— START Information supplied —

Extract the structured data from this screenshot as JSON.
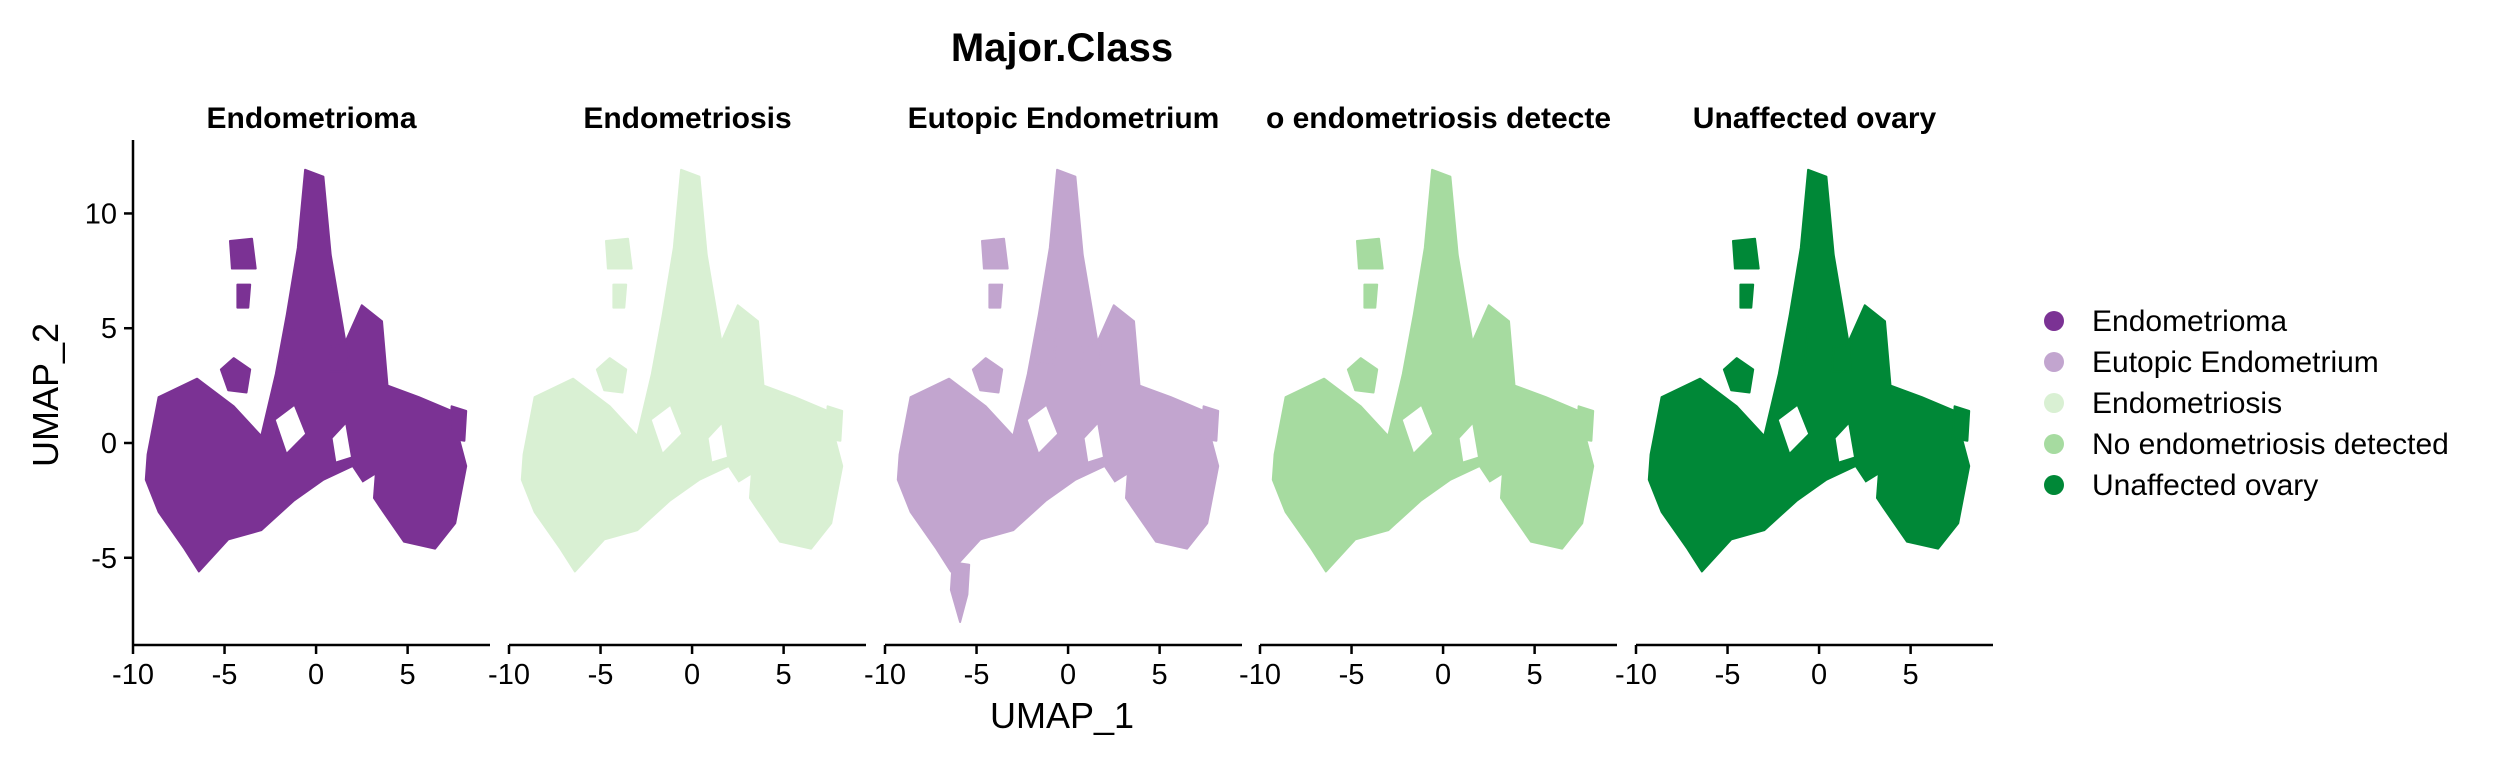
{
  "chart_data": {
    "type": "scatter",
    "title": "Major.Class",
    "xlabel": "UMAP_1",
    "ylabel": "UMAP_2",
    "xlim": [
      -10,
      9.5
    ],
    "ylim": [
      -8.8,
      13.2
    ],
    "x_ticks": [
      -10,
      -5,
      0,
      5
    ],
    "y_ticks": [
      10,
      5,
      0,
      -5
    ],
    "x_tick_labels": [
      "-10",
      "-5",
      "0",
      "5"
    ],
    "y_tick_labels": [
      "10",
      "5",
      "0",
      "-5"
    ],
    "grid": false,
    "legend_position": "right",
    "panels": [
      {
        "label": "Endometrioma",
        "color": "#7B3294"
      },
      {
        "label": "Endometriosis",
        "color": "#D9F0D3"
      },
      {
        "label": "Eutopic Endometrium",
        "color": "#C2A5CF"
      },
      {
        "label": "No endometriosis detected",
        "display_label": "o endometriosis detecte",
        "color": "#A6DBA0"
      },
      {
        "label": "Unaffected ovary",
        "color": "#008837"
      }
    ],
    "legend": [
      {
        "label": "Endometrioma",
        "color": "#7B3294"
      },
      {
        "label": "Eutopic Endometrium",
        "color": "#C2A5CF"
      },
      {
        "label": "Endometriosis",
        "color": "#D9F0D3"
      },
      {
        "label": "No endometriosis detected",
        "color": "#A6DBA0"
      },
      {
        "label": "Unaffected ovary",
        "color": "#008837"
      }
    ],
    "embedding_shape": {
      "main_body": [
        [
          -9.2,
          -0.5
        ],
        [
          -8.6,
          2
        ],
        [
          -6.5,
          2.8
        ],
        [
          -4.5,
          1.6
        ],
        [
          -3,
          0.3
        ],
        [
          -2.2,
          3
        ],
        [
          -1.6,
          5.6
        ],
        [
          -1,
          8.5
        ],
        [
          -0.6,
          11.9
        ],
        [
          0.4,
          11.6
        ],
        [
          0.8,
          8.2
        ],
        [
          1.6,
          4.4
        ],
        [
          2.5,
          6
        ],
        [
          3.6,
          5.3
        ],
        [
          3.9,
          2.5
        ],
        [
          5.6,
          2
        ],
        [
          7.4,
          1.4
        ],
        [
          8.2,
          -1
        ],
        [
          7.6,
          -3.5
        ],
        [
          6.5,
          -4.6
        ],
        [
          4.8,
          -4.3
        ],
        [
          3.5,
          -2.8
        ],
        [
          2,
          -1
        ],
        [
          0.4,
          -1.6
        ],
        [
          -1.2,
          -2.5
        ],
        [
          -3,
          -3.8
        ],
        [
          -4.8,
          -4.2
        ],
        [
          -6.4,
          -5.6
        ],
        [
          -7.2,
          -4.6
        ],
        [
          -8.6,
          -3
        ],
        [
          -9.3,
          -1.6
        ]
      ],
      "islands": [
        [
          [
            -4.7,
            8.8
          ],
          [
            -3.5,
            8.9
          ],
          [
            -3.3,
            7.6
          ],
          [
            -4.6,
            7.6
          ]
        ],
        [
          [
            -4.3,
            6.9
          ],
          [
            -3.6,
            6.9
          ],
          [
            -3.7,
            5.9
          ],
          [
            -4.3,
            5.9
          ]
        ],
        [
          [
            -5.2,
            3.2
          ],
          [
            -4.5,
            3.7
          ],
          [
            -3.6,
            3.2
          ],
          [
            -3.8,
            2.2
          ],
          [
            -4.8,
            2.3
          ]
        ],
        [
          [
            -1.6,
            4.9
          ],
          [
            -0.6,
            5
          ],
          [
            -0.8,
            3.4
          ],
          [
            -1.8,
            3.5
          ]
        ],
        [
          [
            0.8,
            4.2
          ],
          [
            1.8,
            4.3
          ],
          [
            1.7,
            3.1
          ],
          [
            0.7,
            3.1
          ]
        ],
        [
          [
            7.4,
            1.6
          ],
          [
            8.2,
            1.4
          ],
          [
            8.1,
            0.1
          ],
          [
            7.3,
            0.2
          ]
        ]
      ],
      "eutopic_tail": [
        [
          -6.3,
          -5.2
        ],
        [
          -5.4,
          -5.3
        ],
        [
          -5.5,
          -6.6
        ],
        [
          -5.9,
          -7.8
        ],
        [
          -6.4,
          -6.4
        ]
      ]
    }
  }
}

— END Information supplied —

What to do: Make an exact copy of the whole listing, but don't bring over any pictures.

Solution to the problem:
Extract the structured data from this screenshot as JSON.
{
  "chart_data": {
    "type": "scatter",
    "title": "Major.Class",
    "xlabel": "UMAP_1",
    "ylabel": "UMAP_2",
    "xlim": [
      -10,
      9.5
    ],
    "ylim": [
      -8.8,
      13.2
    ],
    "x_ticks": [
      -10,
      -5,
      0,
      5
    ],
    "y_ticks": [
      10,
      5,
      0,
      -5
    ],
    "x_tick_labels": [
      "-10",
      "-5",
      "0",
      "5"
    ],
    "y_tick_labels": [
      "10",
      "5",
      "0",
      "-5"
    ],
    "grid": false,
    "legend_position": "right",
    "panels": [
      {
        "label": "Endometrioma",
        "color": "#7B3294"
      },
      {
        "label": "Endometriosis",
        "color": "#D9F0D3"
      },
      {
        "label": "Eutopic Endometrium",
        "color": "#C2A5CF"
      },
      {
        "label": "No endometriosis detected",
        "display_label": "o endometriosis detecte",
        "color": "#A6DBA0"
      },
      {
        "label": "Unaffected ovary",
        "color": "#008837"
      }
    ],
    "legend": [
      {
        "label": "Endometrioma",
        "color": "#7B3294"
      },
      {
        "label": "Eutopic Endometrium",
        "color": "#C2A5CF"
      },
      {
        "label": "Endometriosis",
        "color": "#D9F0D3"
      },
      {
        "label": "No endometriosis detected",
        "color": "#A6DBA0"
      },
      {
        "label": "Unaffected ovary",
        "color": "#008837"
      }
    ],
    "embedding_shape": {
      "main_body": [
        [
          -9.2,
          -0.5
        ],
        [
          -8.6,
          2
        ],
        [
          -6.5,
          2.8
        ],
        [
          -4.5,
          1.6
        ],
        [
          -3,
          0.3
        ],
        [
          -2.2,
          3
        ],
        [
          -1.6,
          5.6
        ],
        [
          -1,
          8.5
        ],
        [
          -0.6,
          11.9
        ],
        [
          0.4,
          11.6
        ],
        [
          0.8,
          8.2
        ],
        [
          1.6,
          4.4
        ],
        [
          2.5,
          6
        ],
        [
          3.6,
          5.3
        ],
        [
          3.9,
          2.5
        ],
        [
          5.6,
          2
        ],
        [
          7.4,
          1.4
        ],
        [
          8.2,
          -1
        ],
        [
          7.6,
          -3.5
        ],
        [
          6.5,
          -4.6
        ],
        [
          4.8,
          -4.3
        ],
        [
          3.5,
          -2.8
        ],
        [
          2,
          -1
        ],
        [
          0.4,
          -1.6
        ],
        [
          -1.2,
          -2.5
        ],
        [
          -3,
          -3.8
        ],
        [
          -4.8,
          -4.2
        ],
        [
          -6.4,
          -5.6
        ],
        [
          -7.2,
          -4.6
        ],
        [
          -8.6,
          -3
        ],
        [
          -9.3,
          -1.6
        ]
      ],
      "islands": [
        [
          [
            -4.7,
            8.8
          ],
          [
            -3.5,
            8.9
          ],
          [
            -3.3,
            7.6
          ],
          [
            -4.6,
            7.6
          ]
        ],
        [
          [
            -4.3,
            6.9
          ],
          [
            -3.6,
            6.9
          ],
          [
            -3.7,
            5.9
          ],
          [
            -4.3,
            5.9
          ]
        ],
        [
          [
            -5.2,
            3.2
          ],
          [
            -4.5,
            3.7
          ],
          [
            -3.6,
            3.2
          ],
          [
            -3.8,
            2.2
          ],
          [
            -4.8,
            2.3
          ]
        ],
        [
          [
            -1.6,
            4.9
          ],
          [
            -0.6,
            5
          ],
          [
            -0.8,
            3.4
          ],
          [
            -1.8,
            3.5
          ]
        ],
        [
          [
            0.8,
            4.2
          ],
          [
            1.8,
            4.3
          ],
          [
            1.7,
            3.1
          ],
          [
            0.7,
            3.1
          ]
        ],
        [
          [
            7.4,
            1.6
          ],
          [
            8.2,
            1.4
          ],
          [
            8.1,
            0.1
          ],
          [
            7.3,
            0.2
          ]
        ]
      ],
      "eutopic_tail": [
        [
          -6.3,
          -5.2
        ],
        [
          -5.4,
          -5.3
        ],
        [
          -5.5,
          -6.6
        ],
        [
          -5.9,
          -7.8
        ],
        [
          -6.4,
          -6.4
        ]
      ]
    }
  }
}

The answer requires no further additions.